• [Task brief]: Print exactly the lines below between the line containing "Enumerate this screenshot's" and the line containing "What data populates", counting both of those lines. Leave pictures out.

• [Collected data]:
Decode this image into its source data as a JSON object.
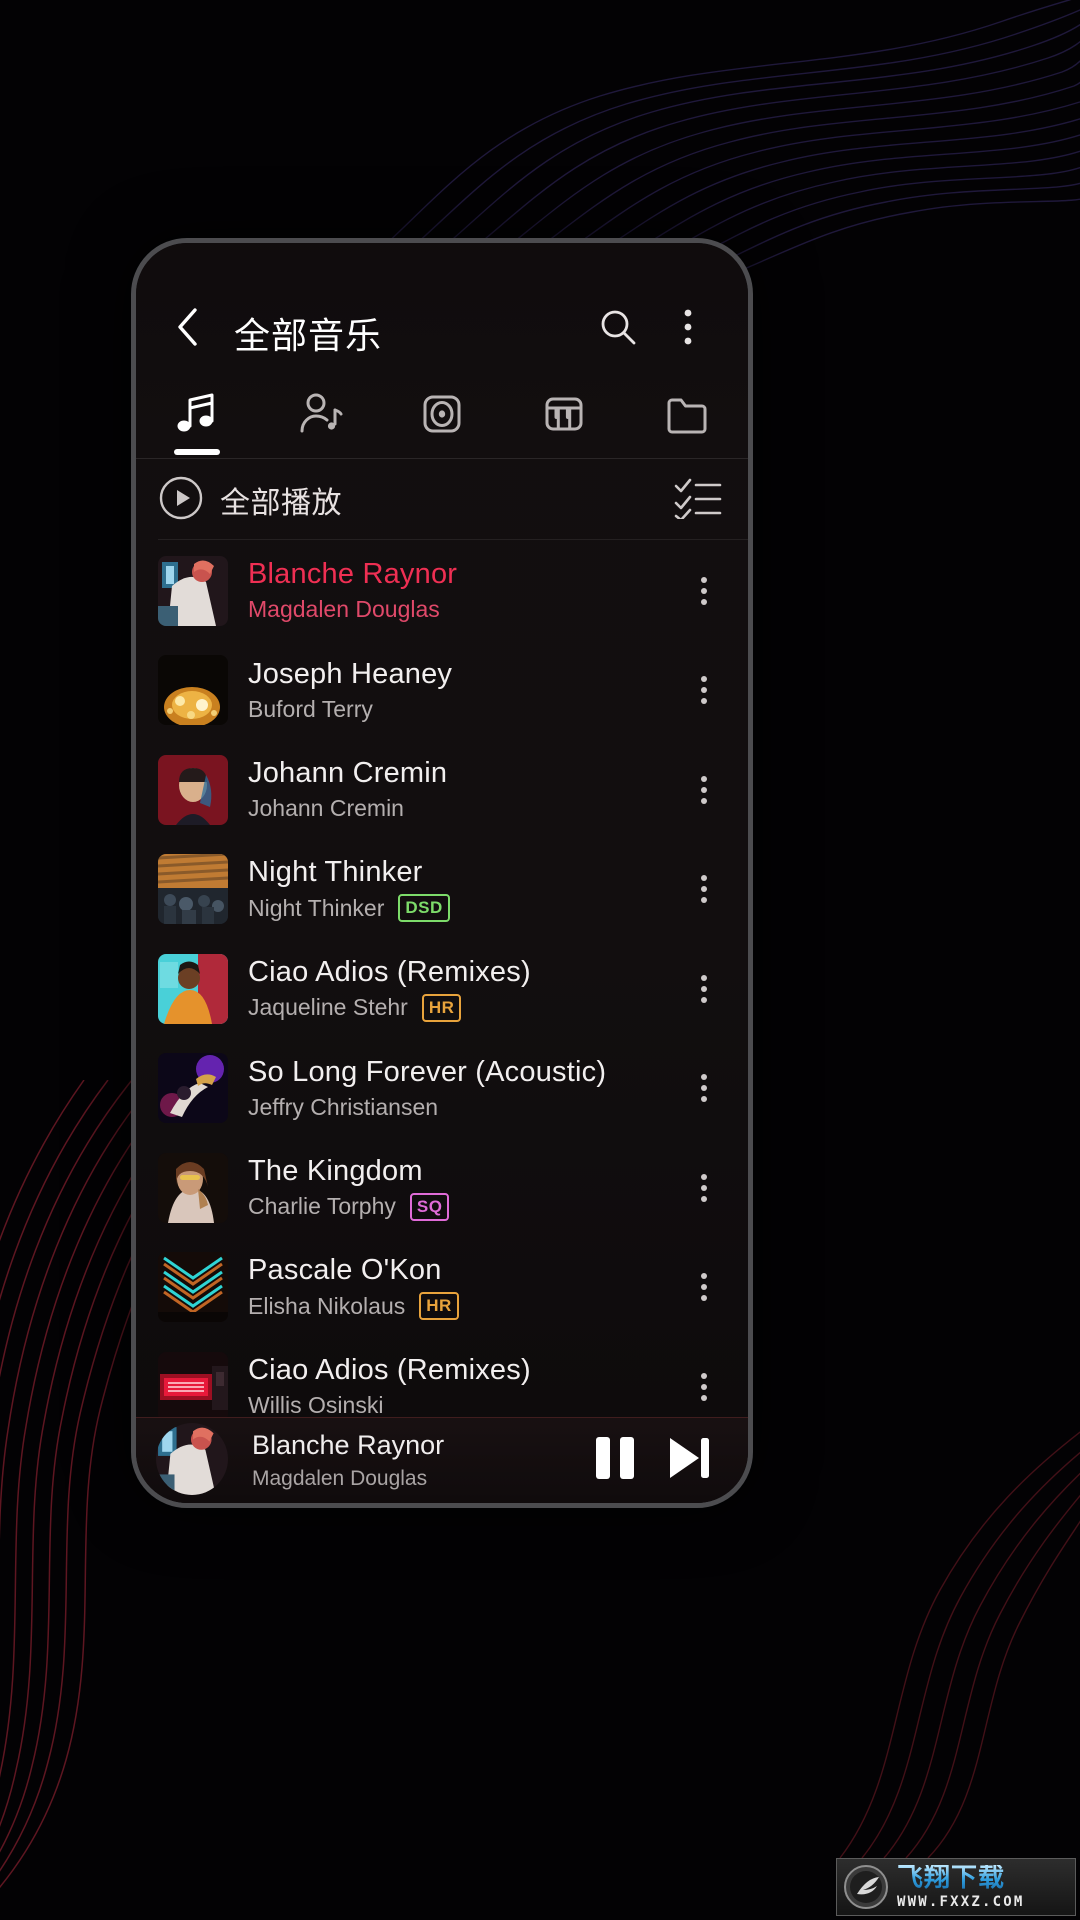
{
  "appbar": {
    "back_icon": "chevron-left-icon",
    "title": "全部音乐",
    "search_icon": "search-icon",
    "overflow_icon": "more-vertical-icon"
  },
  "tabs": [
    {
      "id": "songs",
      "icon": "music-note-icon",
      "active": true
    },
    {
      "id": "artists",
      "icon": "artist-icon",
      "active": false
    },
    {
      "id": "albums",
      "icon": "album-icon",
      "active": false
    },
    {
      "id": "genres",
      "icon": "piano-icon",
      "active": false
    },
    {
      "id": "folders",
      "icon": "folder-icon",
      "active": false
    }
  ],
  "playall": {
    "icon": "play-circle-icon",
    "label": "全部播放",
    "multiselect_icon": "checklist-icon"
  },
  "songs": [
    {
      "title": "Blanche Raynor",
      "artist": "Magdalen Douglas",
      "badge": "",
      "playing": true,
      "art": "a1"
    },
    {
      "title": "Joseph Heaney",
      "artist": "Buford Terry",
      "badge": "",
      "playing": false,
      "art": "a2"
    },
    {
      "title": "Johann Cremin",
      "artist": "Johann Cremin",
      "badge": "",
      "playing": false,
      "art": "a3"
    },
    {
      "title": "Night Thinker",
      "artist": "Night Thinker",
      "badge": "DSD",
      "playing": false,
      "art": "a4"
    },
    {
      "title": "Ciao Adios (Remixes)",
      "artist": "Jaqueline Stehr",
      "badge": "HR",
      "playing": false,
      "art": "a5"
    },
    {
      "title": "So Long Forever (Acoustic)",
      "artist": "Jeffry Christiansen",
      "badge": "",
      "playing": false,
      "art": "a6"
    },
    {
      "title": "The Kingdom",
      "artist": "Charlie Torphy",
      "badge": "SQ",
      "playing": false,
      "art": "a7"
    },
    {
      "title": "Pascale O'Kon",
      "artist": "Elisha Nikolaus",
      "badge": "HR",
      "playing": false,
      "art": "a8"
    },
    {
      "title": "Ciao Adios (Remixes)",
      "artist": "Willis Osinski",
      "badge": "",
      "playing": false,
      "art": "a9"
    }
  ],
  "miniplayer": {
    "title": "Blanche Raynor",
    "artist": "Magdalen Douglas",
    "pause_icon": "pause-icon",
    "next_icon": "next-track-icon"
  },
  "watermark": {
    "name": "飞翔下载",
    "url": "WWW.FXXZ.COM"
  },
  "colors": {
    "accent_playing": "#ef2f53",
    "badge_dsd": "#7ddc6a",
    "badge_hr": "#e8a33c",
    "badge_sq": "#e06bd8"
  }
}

* * *

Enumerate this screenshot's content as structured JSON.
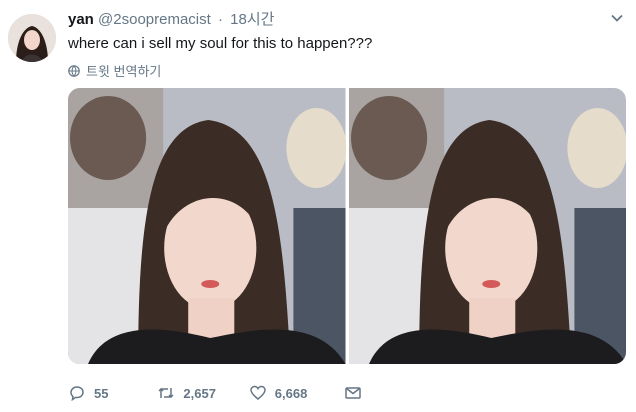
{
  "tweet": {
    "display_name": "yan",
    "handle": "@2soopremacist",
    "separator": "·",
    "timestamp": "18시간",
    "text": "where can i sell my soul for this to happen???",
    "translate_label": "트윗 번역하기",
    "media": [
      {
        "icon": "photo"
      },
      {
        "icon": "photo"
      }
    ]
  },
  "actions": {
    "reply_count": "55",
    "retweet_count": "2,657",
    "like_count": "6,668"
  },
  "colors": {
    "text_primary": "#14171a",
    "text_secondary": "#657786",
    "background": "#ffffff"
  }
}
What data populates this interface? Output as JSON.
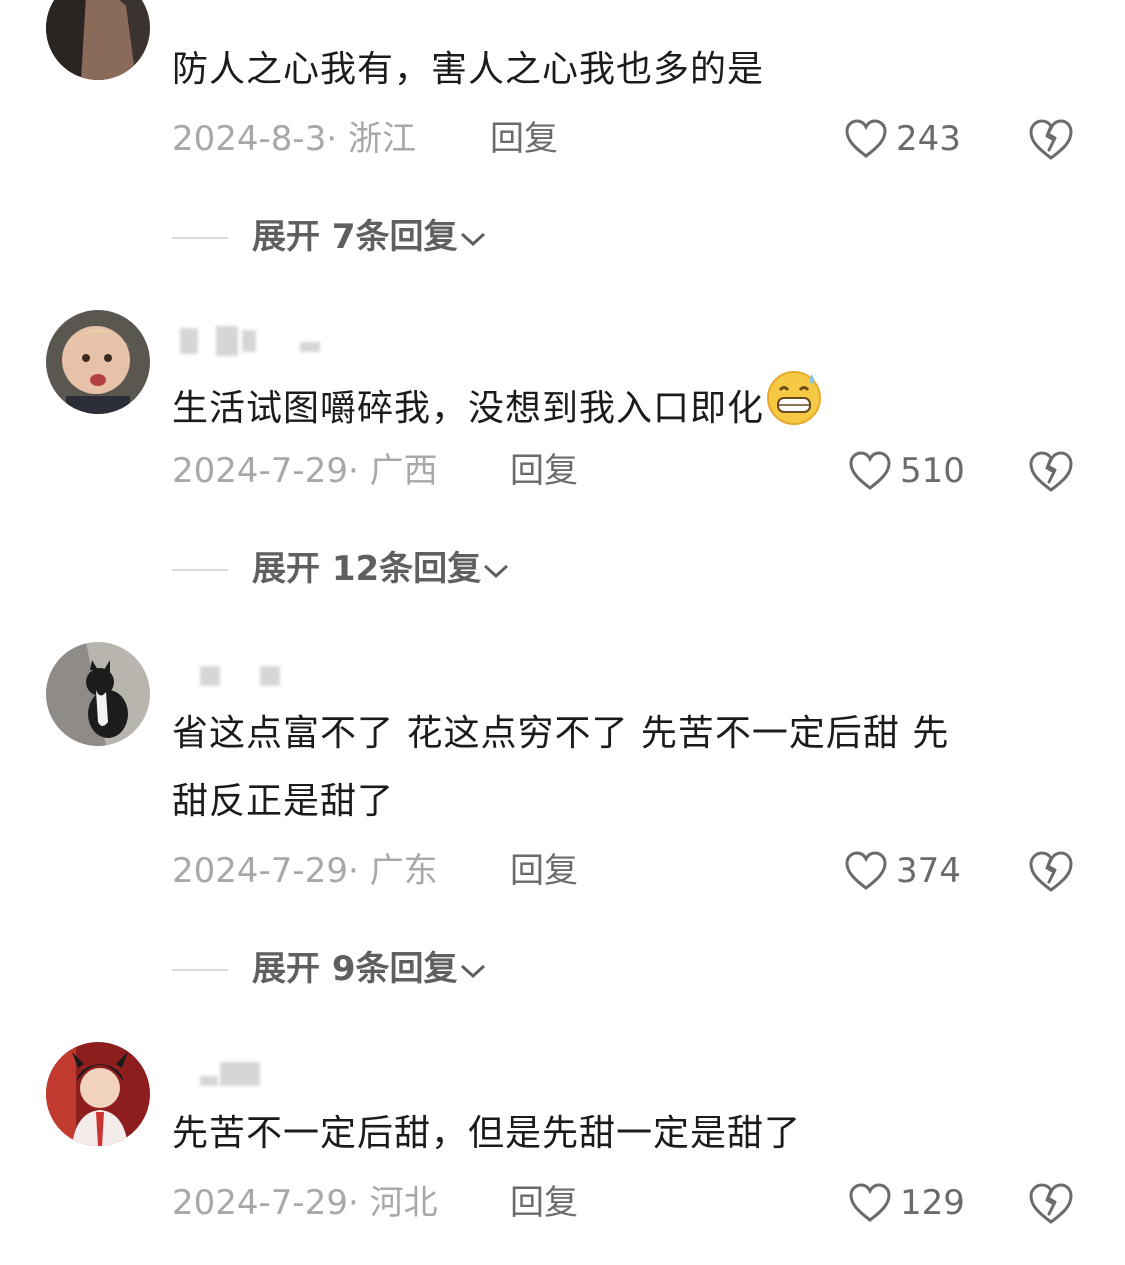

--

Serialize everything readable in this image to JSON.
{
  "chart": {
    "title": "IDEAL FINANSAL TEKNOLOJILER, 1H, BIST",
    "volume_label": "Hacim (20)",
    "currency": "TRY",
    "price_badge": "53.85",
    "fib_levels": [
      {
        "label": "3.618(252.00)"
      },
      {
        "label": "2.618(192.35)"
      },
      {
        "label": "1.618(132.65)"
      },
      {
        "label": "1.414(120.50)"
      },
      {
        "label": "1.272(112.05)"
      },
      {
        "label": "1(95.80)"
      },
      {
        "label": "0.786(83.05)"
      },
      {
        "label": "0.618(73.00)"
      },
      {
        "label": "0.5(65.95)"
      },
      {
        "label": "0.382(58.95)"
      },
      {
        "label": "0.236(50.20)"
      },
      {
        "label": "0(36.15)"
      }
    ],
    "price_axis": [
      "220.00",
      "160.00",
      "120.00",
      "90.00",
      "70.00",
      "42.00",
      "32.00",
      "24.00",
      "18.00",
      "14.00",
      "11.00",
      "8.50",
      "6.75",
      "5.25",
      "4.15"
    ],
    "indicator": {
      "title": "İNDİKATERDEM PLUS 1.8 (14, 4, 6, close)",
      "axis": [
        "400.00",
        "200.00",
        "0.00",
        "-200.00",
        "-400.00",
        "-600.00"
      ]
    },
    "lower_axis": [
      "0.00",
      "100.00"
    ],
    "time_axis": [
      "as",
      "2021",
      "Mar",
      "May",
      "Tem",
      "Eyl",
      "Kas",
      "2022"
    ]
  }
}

• [Completed task]:
Enumerate this screenshot's content as structured JSON.
{
  "tweet": {
    "display_name": "yan",
    "handle": "@2soopremacist",
    "separator": "·",
    "timestamp": "18시간",
    "text": "where can i sell my soul for this to happen???",
    "translate_label": "트윗 번역하기",
    "media": [
      {
        "icon": "photo"
      },
      {
        "icon": "photo"
      }
    ]
  },
  "actions": {
    "reply_count": "55",
    "retweet_count": "2,657",
    "like_count": "6,668"
  },
  "colors": {
    "text_primary": "#14171a",
    "text_secondary": "#657786",
    "background": "#ffffff"
  }
}
What data populates this interface? Output as JSON.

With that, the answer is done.